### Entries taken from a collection
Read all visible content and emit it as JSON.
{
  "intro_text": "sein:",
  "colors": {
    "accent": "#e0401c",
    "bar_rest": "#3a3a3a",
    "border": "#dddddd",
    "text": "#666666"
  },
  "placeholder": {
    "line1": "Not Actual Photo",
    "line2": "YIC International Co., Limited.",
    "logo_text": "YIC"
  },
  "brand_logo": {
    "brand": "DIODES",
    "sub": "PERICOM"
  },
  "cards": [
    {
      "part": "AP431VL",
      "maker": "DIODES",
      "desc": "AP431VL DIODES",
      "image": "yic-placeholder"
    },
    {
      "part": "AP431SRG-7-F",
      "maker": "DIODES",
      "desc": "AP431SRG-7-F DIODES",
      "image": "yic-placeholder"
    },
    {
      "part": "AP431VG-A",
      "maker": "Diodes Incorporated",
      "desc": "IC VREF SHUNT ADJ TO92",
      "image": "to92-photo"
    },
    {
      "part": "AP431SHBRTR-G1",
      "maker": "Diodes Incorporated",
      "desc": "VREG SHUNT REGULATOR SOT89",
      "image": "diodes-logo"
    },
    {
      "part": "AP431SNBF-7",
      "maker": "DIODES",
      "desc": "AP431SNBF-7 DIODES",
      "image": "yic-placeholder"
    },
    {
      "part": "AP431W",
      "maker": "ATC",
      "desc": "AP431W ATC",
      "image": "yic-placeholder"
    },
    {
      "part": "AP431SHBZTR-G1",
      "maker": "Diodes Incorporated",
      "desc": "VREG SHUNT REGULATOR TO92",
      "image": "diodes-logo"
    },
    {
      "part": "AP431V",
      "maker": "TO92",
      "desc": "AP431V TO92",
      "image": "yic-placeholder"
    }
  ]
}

### Work required
From the records above, pick out and copy each line holding the word "SHUNT".

### Exercise result
      "desc": "IC VREF SHUNT ADJ TO92",
      "desc": "VREG SHUNT REGULATOR SOT89",
      "desc": "VREG SHUNT REGULATOR TO92",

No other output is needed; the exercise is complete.